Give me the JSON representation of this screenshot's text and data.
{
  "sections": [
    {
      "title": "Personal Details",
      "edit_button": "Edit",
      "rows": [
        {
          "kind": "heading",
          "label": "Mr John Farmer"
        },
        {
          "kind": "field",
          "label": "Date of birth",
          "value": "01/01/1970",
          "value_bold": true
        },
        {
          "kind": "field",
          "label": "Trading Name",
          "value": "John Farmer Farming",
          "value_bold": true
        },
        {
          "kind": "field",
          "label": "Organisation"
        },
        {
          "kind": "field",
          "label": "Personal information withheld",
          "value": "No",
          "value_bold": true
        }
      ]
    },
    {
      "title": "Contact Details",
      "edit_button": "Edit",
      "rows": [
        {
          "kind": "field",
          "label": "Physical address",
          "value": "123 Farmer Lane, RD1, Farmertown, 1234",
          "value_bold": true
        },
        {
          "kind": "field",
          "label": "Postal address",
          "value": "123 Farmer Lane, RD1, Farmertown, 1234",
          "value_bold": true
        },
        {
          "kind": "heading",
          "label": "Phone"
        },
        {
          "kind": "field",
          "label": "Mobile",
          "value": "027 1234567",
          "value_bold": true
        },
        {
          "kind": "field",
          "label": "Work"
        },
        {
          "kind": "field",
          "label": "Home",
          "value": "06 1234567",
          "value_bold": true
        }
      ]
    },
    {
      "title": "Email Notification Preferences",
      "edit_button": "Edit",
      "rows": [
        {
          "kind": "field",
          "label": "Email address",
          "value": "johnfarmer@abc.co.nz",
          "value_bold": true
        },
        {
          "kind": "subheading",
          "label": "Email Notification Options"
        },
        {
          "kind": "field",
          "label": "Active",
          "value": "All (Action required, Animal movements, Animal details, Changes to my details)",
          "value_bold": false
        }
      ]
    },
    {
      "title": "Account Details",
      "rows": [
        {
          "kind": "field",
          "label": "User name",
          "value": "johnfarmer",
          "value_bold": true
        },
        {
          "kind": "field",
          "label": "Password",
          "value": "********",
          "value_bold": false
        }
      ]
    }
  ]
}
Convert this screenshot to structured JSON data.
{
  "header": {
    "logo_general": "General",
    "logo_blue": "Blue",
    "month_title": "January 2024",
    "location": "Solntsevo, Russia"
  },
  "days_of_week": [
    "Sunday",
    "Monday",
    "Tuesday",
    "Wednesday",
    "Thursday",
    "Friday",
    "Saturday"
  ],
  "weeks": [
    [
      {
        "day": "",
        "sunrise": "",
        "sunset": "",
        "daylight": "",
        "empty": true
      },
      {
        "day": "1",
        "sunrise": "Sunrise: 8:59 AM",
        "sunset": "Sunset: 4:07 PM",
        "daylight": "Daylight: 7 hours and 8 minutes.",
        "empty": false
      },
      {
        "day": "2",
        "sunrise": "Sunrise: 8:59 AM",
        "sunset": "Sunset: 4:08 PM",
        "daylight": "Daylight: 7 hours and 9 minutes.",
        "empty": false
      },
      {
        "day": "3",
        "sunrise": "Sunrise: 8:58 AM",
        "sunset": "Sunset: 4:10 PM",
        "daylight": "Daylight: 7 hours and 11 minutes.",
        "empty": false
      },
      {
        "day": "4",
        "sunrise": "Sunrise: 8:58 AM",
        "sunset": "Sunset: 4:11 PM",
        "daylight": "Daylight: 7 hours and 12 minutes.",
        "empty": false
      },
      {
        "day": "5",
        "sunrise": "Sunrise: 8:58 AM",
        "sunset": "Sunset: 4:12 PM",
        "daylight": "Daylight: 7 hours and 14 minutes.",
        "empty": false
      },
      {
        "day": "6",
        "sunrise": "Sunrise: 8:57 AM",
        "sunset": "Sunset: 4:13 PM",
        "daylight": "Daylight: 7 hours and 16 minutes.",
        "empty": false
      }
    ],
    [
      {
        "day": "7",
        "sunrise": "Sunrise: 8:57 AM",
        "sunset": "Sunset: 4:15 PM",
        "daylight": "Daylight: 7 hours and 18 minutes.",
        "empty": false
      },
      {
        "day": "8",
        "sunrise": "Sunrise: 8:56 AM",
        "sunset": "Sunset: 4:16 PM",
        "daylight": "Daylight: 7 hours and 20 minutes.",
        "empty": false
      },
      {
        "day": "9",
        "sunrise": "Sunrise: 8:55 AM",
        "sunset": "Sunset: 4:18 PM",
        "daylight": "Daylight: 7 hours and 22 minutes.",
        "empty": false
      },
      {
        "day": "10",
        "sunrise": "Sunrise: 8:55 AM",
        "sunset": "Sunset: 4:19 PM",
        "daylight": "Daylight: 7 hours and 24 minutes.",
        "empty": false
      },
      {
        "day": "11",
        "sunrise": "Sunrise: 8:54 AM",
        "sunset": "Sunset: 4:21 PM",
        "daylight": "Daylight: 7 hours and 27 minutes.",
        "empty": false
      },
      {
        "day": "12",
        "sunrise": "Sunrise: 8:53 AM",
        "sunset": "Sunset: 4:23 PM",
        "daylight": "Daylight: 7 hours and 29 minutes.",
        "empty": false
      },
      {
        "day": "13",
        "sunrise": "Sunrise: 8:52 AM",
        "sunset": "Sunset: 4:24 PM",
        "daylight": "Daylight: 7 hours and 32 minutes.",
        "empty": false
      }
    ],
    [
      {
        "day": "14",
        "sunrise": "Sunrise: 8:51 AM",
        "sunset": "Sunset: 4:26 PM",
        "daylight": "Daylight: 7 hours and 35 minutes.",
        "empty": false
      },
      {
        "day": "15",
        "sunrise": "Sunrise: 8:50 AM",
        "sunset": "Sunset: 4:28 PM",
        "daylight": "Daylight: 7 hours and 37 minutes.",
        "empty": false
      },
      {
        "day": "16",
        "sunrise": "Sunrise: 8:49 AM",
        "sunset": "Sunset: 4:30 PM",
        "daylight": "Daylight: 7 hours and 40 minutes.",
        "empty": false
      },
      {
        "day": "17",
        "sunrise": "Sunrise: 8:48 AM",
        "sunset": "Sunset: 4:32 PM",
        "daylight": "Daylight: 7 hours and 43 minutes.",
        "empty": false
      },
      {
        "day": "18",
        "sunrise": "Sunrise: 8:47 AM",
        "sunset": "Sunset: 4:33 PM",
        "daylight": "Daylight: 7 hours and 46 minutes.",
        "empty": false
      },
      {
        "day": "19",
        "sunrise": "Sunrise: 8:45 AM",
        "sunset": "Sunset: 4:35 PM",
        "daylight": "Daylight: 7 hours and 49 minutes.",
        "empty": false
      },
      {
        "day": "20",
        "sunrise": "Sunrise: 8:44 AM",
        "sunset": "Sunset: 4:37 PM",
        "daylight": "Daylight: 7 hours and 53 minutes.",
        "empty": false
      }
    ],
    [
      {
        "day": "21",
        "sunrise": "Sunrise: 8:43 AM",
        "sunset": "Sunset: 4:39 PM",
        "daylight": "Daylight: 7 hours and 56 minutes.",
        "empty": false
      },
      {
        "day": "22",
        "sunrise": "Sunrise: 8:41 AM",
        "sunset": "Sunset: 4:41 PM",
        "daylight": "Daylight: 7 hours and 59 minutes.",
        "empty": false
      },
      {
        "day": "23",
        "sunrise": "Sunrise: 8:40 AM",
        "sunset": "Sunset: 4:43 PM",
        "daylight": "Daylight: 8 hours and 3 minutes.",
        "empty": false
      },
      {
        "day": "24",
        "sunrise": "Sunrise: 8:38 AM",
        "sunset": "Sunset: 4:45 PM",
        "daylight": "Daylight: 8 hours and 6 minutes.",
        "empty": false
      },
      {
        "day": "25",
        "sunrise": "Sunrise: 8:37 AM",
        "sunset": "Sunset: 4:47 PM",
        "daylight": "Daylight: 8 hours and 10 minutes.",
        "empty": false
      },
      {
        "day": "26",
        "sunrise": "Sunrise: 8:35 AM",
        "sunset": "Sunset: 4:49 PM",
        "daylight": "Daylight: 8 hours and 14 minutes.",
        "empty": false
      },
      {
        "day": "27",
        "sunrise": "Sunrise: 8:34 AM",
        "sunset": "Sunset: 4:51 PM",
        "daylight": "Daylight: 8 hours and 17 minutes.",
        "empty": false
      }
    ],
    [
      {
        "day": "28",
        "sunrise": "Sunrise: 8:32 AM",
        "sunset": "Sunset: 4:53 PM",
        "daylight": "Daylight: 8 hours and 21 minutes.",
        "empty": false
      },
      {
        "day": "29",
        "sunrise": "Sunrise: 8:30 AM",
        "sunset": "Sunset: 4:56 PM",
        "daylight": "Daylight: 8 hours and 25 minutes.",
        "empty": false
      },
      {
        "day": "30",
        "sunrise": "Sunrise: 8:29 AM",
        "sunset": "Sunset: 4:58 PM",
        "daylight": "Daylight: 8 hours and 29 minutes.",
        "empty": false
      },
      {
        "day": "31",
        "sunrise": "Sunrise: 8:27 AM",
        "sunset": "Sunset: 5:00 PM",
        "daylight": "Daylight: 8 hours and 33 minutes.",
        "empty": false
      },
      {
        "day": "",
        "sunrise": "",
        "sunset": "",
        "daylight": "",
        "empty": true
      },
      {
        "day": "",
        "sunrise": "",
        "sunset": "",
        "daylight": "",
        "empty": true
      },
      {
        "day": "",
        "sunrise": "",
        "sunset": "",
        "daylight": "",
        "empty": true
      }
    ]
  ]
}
++++++++++++++++++++
- _The problem_: Say how many lines in the records above hold "data", and give no other text.

- _Expected output_: 2